# [Available data]
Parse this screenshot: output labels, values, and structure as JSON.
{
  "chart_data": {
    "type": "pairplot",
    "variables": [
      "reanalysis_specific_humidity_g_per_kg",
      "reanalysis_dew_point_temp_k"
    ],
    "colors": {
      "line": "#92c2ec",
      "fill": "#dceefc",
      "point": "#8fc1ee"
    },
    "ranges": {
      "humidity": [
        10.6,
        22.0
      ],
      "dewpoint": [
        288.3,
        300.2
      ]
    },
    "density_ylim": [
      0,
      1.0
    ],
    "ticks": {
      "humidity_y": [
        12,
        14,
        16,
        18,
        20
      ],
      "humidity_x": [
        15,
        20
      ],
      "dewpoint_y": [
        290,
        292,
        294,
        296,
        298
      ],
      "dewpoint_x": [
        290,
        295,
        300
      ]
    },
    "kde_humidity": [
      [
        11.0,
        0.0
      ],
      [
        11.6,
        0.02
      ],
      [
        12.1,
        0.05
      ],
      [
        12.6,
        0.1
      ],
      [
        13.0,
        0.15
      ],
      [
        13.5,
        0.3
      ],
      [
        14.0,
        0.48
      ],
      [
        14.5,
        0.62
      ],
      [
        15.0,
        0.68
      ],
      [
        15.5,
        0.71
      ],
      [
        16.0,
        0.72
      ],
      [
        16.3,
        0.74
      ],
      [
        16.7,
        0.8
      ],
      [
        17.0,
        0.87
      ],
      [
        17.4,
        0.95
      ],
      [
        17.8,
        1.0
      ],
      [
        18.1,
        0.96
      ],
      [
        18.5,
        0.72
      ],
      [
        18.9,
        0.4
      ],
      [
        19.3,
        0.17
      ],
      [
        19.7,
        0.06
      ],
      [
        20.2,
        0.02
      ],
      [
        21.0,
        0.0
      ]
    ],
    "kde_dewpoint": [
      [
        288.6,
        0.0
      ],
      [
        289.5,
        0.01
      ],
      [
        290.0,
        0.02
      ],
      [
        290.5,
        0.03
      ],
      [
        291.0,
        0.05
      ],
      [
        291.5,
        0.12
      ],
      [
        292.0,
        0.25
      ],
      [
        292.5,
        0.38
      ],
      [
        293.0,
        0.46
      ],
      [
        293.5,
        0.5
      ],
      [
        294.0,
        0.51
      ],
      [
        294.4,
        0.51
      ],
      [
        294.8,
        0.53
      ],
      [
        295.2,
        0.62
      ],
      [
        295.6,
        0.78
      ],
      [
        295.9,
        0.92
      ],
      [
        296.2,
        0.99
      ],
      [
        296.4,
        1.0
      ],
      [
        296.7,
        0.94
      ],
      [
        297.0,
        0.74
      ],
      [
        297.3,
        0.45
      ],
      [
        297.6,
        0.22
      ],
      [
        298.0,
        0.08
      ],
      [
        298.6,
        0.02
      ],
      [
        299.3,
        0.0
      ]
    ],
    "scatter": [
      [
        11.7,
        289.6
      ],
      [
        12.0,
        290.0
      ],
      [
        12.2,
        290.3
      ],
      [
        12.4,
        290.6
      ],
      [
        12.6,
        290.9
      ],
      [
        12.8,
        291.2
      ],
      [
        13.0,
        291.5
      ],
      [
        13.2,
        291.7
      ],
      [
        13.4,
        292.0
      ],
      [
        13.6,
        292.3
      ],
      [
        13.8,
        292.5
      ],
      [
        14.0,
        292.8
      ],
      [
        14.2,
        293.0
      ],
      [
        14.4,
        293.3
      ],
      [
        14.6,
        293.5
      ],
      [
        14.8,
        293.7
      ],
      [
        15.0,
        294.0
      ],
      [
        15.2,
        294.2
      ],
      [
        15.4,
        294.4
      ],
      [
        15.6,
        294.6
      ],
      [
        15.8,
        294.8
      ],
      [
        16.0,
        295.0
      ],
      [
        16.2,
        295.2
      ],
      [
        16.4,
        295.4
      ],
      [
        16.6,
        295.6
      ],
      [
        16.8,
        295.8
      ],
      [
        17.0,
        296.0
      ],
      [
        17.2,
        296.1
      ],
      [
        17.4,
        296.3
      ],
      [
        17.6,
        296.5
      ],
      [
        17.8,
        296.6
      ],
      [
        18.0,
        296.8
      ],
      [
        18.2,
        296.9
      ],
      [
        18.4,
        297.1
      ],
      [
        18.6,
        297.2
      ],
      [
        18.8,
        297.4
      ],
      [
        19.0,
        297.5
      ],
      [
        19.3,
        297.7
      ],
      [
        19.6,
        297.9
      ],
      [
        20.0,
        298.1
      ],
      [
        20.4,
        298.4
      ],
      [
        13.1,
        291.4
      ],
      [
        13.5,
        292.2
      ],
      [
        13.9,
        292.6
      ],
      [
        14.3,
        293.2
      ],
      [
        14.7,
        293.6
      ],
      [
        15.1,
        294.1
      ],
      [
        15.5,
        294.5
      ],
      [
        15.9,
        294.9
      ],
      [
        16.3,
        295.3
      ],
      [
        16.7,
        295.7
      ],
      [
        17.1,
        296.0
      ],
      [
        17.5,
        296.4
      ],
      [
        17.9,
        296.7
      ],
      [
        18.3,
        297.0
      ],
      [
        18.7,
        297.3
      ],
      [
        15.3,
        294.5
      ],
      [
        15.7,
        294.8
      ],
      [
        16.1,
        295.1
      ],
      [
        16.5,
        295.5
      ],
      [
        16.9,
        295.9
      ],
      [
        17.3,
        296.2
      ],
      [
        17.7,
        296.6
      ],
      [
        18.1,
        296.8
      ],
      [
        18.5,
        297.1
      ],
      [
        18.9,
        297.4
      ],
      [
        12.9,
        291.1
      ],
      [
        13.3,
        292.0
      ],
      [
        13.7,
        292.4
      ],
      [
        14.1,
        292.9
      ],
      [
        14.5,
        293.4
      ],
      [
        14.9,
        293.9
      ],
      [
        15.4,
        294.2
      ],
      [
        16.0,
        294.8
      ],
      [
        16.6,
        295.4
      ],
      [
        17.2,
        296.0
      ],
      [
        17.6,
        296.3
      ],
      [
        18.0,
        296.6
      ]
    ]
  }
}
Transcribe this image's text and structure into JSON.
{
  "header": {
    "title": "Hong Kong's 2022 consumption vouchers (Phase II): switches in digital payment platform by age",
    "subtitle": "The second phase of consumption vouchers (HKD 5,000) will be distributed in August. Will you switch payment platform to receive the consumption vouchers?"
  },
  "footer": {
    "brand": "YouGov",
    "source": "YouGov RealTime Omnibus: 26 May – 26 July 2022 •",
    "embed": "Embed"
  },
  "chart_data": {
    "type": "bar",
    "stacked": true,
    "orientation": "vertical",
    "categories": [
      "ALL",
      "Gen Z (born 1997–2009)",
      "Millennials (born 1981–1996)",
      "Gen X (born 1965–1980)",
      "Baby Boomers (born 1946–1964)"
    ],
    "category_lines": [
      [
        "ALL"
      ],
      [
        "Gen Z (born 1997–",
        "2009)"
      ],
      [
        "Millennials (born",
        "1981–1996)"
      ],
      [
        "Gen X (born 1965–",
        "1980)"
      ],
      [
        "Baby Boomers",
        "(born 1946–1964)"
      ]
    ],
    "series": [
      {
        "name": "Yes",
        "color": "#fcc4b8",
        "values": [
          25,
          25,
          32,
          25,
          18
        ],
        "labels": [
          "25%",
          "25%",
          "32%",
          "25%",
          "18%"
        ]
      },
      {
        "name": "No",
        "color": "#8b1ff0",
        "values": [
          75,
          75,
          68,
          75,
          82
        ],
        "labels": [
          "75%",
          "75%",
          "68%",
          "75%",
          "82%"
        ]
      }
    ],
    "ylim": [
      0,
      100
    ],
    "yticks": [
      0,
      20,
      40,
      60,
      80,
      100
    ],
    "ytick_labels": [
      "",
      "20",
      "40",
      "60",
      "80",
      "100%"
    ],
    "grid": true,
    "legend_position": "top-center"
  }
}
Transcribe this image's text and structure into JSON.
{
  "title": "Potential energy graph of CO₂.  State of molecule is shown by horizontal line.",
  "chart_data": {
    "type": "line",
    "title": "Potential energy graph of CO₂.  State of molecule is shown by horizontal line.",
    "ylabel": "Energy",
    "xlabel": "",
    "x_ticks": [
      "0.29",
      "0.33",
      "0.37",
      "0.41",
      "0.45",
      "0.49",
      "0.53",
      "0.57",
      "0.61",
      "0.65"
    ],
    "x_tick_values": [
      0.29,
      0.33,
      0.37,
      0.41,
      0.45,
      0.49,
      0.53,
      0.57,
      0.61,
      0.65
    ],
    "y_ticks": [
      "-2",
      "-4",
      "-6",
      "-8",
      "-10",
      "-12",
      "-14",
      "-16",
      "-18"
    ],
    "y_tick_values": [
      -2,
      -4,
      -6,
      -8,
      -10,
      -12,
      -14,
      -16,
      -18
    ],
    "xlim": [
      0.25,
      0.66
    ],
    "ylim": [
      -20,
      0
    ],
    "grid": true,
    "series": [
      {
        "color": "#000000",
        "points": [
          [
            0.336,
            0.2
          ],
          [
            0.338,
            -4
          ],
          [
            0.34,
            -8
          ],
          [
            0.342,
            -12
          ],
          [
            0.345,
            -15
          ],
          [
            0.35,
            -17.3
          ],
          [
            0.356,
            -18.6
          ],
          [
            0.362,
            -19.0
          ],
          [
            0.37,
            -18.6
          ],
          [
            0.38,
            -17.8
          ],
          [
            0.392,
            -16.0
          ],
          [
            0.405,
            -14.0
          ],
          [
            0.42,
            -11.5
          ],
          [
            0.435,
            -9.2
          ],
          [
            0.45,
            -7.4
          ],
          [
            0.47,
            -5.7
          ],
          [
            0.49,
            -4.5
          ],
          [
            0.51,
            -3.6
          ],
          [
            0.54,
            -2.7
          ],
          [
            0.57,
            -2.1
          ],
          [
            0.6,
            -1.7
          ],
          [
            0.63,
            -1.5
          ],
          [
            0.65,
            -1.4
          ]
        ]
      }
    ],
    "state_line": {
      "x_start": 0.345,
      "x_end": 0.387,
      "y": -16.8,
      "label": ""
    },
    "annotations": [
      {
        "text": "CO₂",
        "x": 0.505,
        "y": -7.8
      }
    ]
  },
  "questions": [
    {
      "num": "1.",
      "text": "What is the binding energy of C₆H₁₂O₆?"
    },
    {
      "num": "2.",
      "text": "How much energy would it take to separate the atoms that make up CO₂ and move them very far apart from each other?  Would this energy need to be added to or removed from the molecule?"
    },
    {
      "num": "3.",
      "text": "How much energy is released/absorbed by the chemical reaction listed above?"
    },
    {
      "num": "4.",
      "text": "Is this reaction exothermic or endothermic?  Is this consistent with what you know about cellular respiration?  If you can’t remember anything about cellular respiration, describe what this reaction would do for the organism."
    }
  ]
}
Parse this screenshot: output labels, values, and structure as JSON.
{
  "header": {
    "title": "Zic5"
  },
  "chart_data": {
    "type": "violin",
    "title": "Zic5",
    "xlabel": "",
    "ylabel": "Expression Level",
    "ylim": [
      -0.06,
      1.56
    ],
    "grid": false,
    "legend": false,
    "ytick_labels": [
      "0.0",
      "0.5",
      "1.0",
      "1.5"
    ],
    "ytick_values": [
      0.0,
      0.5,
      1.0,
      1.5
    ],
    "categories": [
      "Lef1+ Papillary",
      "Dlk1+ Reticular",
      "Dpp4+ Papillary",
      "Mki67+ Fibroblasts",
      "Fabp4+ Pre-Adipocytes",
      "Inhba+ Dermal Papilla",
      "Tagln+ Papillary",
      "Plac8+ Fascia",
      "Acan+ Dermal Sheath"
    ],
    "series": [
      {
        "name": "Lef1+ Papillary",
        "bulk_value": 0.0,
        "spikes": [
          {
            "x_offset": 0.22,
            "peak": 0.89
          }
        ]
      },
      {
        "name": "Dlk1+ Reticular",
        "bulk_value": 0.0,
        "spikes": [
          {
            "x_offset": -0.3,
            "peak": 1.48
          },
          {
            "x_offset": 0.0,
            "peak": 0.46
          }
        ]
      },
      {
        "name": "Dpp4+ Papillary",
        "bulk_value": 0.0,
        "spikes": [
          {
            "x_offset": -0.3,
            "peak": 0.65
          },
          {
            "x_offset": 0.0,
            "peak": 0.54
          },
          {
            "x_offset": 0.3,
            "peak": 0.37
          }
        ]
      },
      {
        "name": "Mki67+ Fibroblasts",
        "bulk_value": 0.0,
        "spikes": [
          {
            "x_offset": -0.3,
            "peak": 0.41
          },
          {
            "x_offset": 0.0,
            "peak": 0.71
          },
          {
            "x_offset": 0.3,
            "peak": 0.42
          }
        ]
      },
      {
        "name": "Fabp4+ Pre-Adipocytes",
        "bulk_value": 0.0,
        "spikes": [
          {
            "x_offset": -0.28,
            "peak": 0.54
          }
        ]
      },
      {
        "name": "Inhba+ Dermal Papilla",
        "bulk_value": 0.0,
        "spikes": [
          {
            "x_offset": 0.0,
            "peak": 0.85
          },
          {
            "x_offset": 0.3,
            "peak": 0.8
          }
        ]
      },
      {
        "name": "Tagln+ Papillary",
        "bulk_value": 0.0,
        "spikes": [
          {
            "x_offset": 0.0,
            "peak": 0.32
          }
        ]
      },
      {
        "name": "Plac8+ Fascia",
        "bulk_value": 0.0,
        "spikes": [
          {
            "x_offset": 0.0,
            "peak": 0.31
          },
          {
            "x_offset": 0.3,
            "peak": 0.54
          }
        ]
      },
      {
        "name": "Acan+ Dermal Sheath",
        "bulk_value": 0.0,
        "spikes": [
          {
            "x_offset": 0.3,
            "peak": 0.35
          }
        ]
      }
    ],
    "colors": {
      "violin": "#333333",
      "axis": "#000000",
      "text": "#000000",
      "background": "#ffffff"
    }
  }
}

# [Instructions to follow]
Report how many lines of the records above contain the word "ylabel", giving only the number.

# [Exercise result]
2